_Source material_

** BEGIN **

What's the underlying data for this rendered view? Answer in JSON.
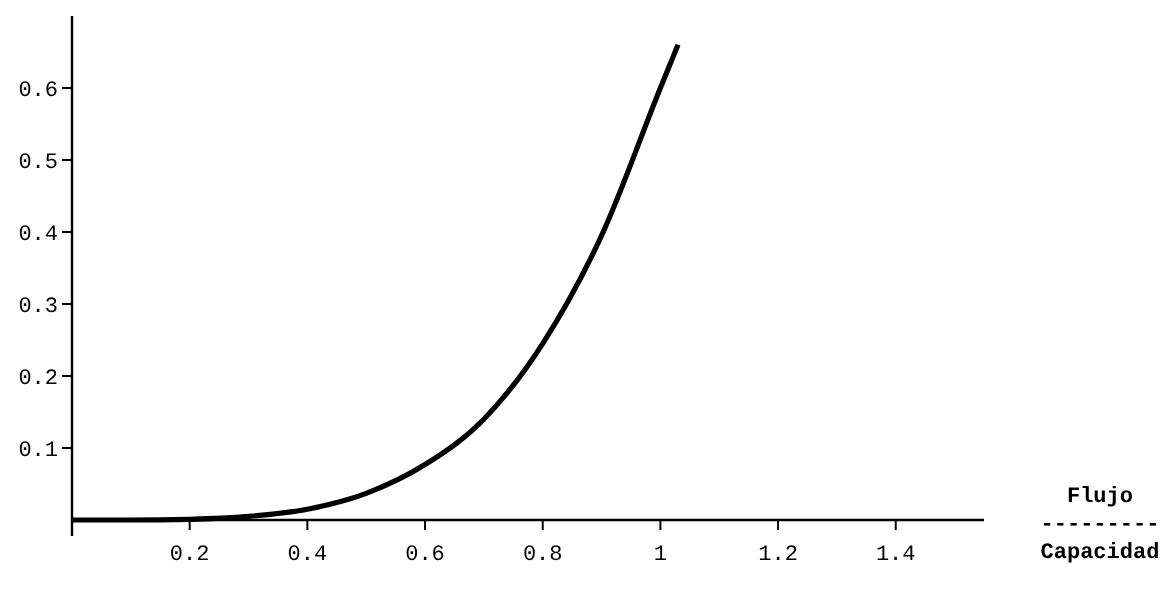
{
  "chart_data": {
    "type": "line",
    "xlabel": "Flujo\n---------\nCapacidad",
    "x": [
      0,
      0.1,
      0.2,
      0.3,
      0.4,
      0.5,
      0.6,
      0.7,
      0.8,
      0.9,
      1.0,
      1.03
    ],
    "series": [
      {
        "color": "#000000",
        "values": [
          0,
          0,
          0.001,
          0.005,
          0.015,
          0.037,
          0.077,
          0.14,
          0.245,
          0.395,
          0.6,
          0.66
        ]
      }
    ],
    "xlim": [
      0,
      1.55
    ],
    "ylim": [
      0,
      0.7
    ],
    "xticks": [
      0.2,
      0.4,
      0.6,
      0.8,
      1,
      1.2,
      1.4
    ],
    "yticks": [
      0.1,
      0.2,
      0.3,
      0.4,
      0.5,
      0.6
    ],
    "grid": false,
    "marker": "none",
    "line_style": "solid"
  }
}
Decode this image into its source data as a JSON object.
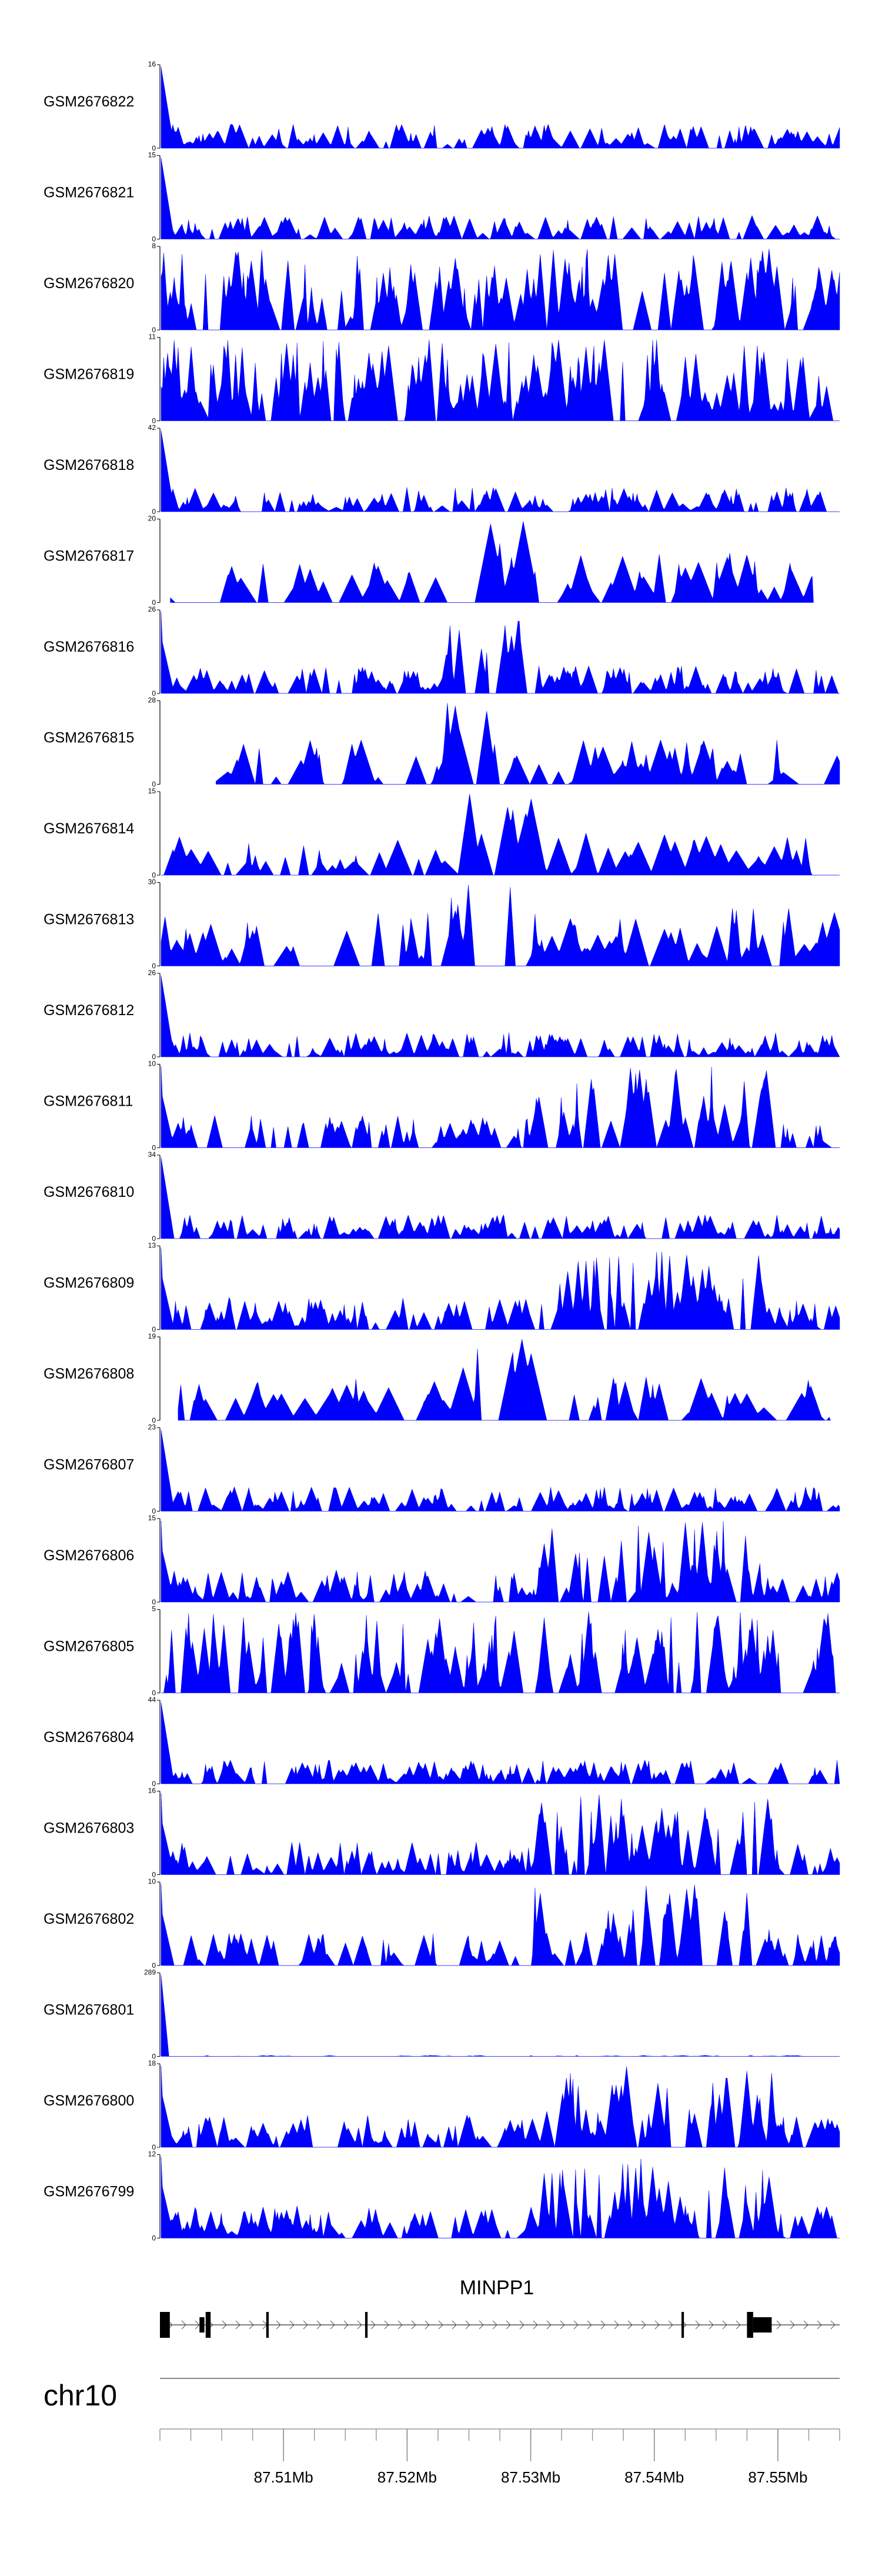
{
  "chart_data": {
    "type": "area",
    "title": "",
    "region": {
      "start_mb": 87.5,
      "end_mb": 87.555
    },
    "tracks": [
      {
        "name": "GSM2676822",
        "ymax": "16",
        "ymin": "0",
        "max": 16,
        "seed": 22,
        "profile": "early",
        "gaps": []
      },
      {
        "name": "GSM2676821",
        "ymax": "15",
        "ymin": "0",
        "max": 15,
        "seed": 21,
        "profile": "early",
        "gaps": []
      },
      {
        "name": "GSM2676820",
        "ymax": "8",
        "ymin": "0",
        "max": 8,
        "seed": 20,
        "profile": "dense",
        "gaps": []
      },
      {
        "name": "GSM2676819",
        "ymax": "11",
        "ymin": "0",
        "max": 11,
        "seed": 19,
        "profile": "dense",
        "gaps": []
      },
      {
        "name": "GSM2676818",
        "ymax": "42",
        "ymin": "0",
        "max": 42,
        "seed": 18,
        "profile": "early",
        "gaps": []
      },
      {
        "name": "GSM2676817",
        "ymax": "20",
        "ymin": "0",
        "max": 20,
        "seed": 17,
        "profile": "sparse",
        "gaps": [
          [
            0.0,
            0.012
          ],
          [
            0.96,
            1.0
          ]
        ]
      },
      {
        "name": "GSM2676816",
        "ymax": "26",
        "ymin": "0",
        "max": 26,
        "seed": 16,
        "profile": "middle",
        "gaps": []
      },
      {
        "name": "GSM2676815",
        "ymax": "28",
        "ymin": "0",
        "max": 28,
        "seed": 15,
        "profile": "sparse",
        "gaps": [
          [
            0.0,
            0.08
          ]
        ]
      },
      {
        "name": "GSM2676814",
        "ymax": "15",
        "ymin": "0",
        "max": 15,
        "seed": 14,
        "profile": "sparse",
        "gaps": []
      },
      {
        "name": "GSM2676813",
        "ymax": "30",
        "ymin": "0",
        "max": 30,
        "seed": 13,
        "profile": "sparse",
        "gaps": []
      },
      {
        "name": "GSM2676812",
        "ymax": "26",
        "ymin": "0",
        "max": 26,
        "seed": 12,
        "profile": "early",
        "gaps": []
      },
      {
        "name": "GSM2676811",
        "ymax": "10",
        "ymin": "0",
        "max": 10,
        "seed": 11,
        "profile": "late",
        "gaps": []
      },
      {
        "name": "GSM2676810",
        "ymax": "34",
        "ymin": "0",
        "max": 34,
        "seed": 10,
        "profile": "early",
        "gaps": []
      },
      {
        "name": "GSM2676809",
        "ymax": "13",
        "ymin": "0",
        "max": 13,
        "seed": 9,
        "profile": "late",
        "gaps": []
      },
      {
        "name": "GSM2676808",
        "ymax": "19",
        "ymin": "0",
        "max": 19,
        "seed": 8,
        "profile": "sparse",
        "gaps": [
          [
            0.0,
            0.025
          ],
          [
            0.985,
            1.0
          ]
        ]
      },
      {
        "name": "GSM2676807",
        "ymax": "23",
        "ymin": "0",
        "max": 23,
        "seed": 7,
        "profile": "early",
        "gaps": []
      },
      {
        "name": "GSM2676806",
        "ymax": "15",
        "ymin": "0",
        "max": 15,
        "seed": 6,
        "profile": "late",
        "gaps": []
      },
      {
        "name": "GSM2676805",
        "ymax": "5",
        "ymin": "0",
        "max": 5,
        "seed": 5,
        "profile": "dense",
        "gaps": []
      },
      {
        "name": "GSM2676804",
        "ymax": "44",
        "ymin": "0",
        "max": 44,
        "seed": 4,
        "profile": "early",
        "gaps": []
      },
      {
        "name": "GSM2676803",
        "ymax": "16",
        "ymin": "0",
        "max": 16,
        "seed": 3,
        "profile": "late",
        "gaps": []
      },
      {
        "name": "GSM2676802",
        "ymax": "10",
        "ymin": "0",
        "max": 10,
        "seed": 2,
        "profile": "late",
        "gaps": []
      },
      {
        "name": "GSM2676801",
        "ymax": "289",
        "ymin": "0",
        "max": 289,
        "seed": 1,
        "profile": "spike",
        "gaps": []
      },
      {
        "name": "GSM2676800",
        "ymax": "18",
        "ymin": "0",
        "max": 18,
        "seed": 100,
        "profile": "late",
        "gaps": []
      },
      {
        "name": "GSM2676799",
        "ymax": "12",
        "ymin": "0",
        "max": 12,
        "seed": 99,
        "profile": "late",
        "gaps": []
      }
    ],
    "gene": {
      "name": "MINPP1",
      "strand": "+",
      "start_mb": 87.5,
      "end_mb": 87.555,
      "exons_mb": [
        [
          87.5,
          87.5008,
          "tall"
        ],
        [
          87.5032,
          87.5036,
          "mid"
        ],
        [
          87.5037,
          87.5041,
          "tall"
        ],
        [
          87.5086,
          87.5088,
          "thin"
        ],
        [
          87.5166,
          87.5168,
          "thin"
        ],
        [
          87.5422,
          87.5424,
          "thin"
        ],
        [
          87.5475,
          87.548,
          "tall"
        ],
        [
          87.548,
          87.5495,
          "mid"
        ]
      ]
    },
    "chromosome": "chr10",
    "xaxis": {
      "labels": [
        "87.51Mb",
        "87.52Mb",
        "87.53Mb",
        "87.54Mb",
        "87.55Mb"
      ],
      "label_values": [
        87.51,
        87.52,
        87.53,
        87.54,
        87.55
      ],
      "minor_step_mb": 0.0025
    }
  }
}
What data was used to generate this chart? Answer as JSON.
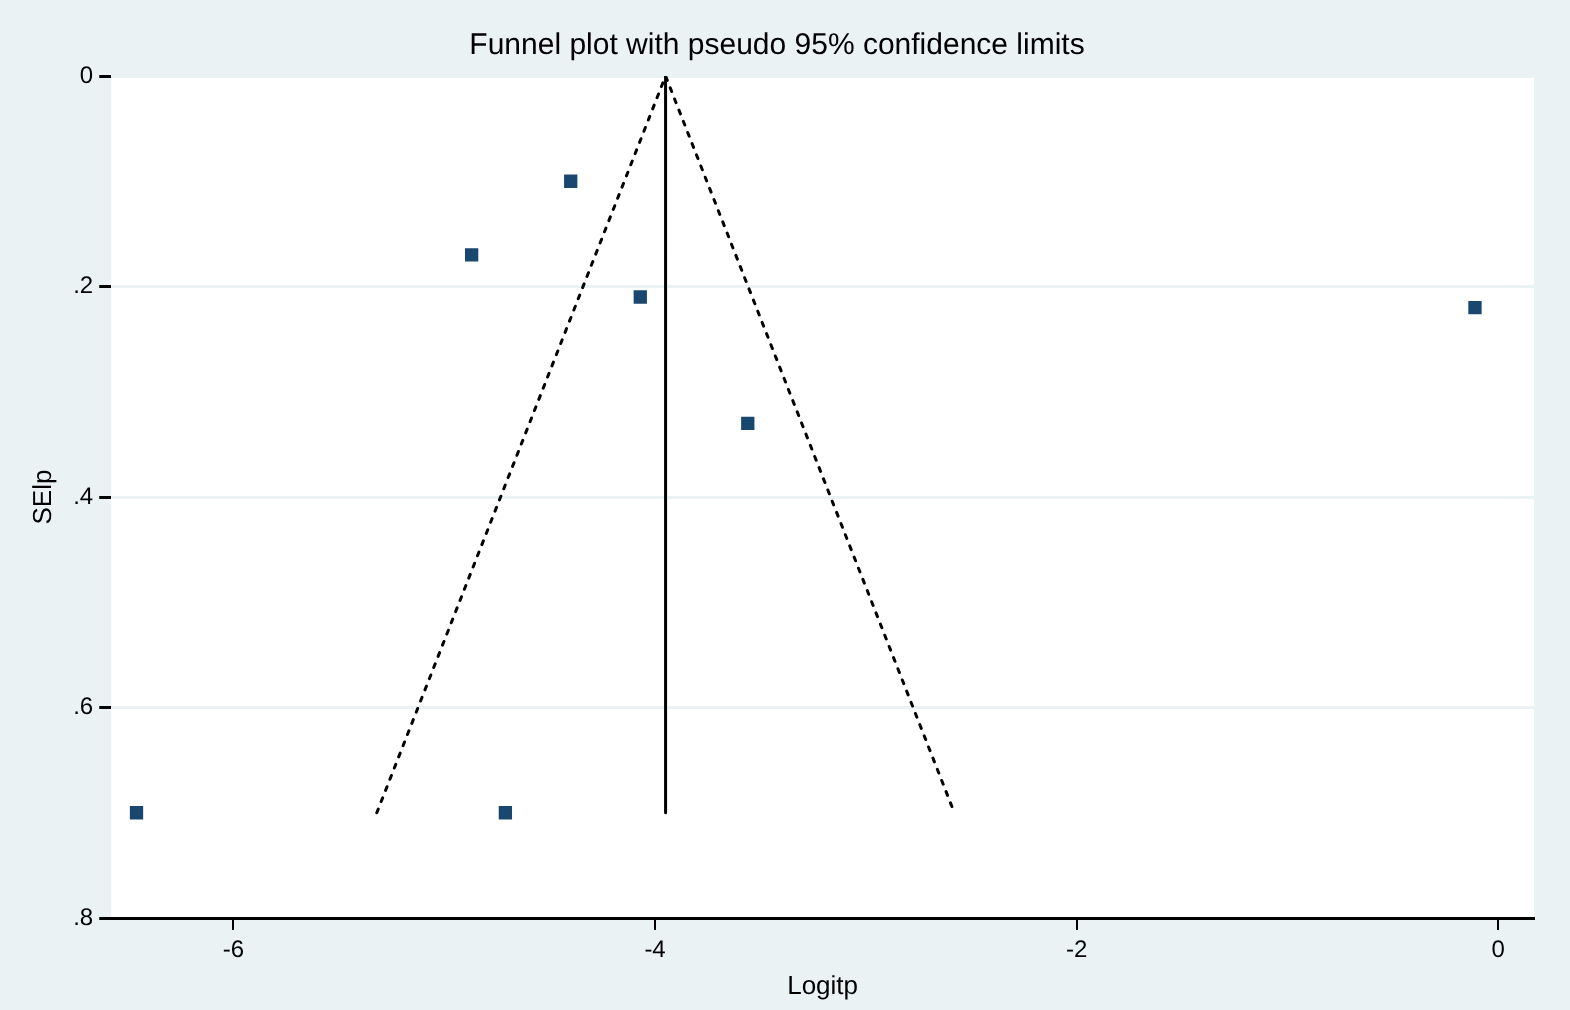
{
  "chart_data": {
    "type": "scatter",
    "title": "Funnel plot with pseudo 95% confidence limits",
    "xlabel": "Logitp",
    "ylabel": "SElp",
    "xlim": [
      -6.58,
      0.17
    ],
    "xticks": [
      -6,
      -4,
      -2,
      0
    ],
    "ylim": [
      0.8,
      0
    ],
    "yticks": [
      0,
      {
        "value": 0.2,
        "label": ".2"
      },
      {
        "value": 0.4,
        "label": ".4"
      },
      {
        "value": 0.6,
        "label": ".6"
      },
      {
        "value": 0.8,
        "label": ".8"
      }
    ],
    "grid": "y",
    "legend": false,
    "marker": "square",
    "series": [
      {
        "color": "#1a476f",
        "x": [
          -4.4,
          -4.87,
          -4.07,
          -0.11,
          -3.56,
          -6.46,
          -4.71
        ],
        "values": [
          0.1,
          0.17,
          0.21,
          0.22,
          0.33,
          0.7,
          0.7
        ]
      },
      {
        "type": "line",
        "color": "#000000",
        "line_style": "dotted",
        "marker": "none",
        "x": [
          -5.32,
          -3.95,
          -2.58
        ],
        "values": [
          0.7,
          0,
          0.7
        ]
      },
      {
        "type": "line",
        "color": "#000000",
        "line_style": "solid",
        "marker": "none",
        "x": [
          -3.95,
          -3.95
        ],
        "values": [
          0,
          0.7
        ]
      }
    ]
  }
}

** END **

_Objective_
Pull every line holding "this" out of the records.

_Task result_
What's the underlying data for this rendered view? Answer in JSON.
Decode this image into its source data as a JSON object.
What data was used to generate this chart? Answer as JSON.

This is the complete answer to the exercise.